What you need to do =
Every line of the data that contains the string "Potential" must be copied.

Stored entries

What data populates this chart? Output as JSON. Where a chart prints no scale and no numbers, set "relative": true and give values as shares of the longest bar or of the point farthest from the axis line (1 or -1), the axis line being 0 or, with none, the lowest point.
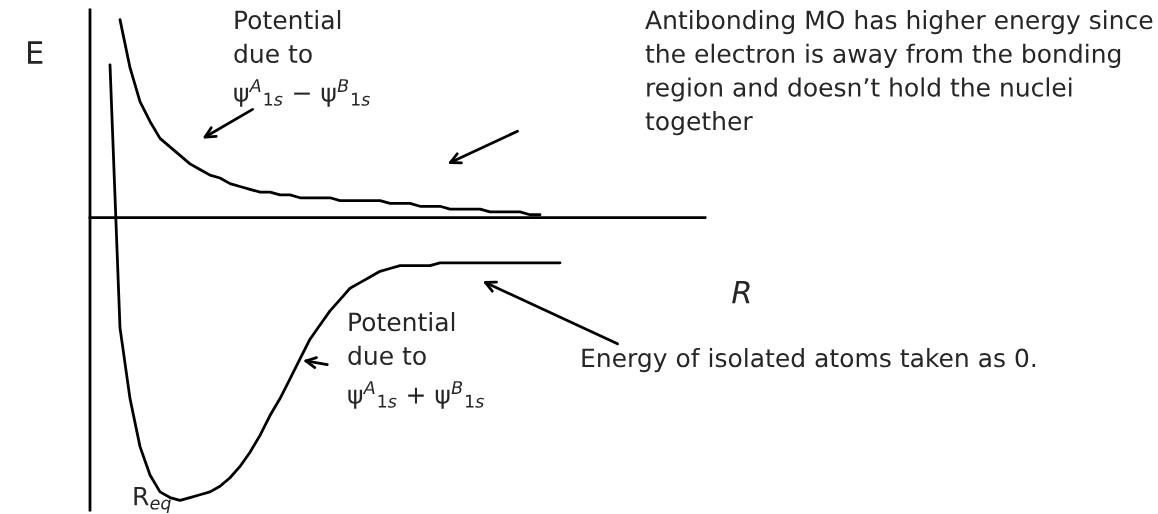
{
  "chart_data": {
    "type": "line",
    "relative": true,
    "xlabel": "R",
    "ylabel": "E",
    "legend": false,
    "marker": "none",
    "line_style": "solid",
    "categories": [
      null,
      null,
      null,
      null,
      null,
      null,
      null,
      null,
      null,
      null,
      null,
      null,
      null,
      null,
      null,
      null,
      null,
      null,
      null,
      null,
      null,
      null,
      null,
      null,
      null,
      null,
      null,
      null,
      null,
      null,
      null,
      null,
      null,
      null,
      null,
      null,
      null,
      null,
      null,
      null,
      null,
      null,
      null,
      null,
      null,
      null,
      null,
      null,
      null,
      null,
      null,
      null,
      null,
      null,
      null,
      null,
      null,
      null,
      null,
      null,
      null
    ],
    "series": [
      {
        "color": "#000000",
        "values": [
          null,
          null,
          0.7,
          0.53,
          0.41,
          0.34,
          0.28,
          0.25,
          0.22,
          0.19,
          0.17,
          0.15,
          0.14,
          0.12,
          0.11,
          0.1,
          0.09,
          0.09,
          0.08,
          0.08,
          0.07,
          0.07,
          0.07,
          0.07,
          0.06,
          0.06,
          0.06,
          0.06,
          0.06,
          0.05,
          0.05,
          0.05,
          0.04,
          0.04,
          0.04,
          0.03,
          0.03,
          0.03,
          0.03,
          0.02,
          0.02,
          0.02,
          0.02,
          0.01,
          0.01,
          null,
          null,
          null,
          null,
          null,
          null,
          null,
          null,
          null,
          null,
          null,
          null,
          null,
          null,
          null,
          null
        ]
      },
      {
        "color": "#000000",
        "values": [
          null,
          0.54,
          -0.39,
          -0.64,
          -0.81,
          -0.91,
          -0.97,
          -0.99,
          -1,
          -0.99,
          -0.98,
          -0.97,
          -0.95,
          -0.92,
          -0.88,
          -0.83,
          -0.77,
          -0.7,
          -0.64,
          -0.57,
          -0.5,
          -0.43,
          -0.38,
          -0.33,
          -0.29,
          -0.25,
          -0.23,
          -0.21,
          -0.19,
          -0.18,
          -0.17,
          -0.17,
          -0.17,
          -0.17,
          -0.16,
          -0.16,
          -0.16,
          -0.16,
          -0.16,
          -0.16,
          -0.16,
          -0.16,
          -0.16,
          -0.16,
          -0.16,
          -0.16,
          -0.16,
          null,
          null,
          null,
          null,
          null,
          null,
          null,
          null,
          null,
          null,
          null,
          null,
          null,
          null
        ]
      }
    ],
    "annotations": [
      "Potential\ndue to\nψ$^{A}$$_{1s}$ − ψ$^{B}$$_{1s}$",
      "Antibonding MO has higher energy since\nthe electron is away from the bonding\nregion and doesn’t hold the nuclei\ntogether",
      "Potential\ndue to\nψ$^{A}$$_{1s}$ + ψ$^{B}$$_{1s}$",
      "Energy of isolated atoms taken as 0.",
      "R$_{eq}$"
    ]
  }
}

Answer =
      "Potential\ndue to\nψ$^{A}$$_{1s}$ − ψ$^{B}$$_{1s}$",
      "Potential\ndue to\nψ$^{A}$$_{1s}$ + ψ$^{B}$$_{1s}$",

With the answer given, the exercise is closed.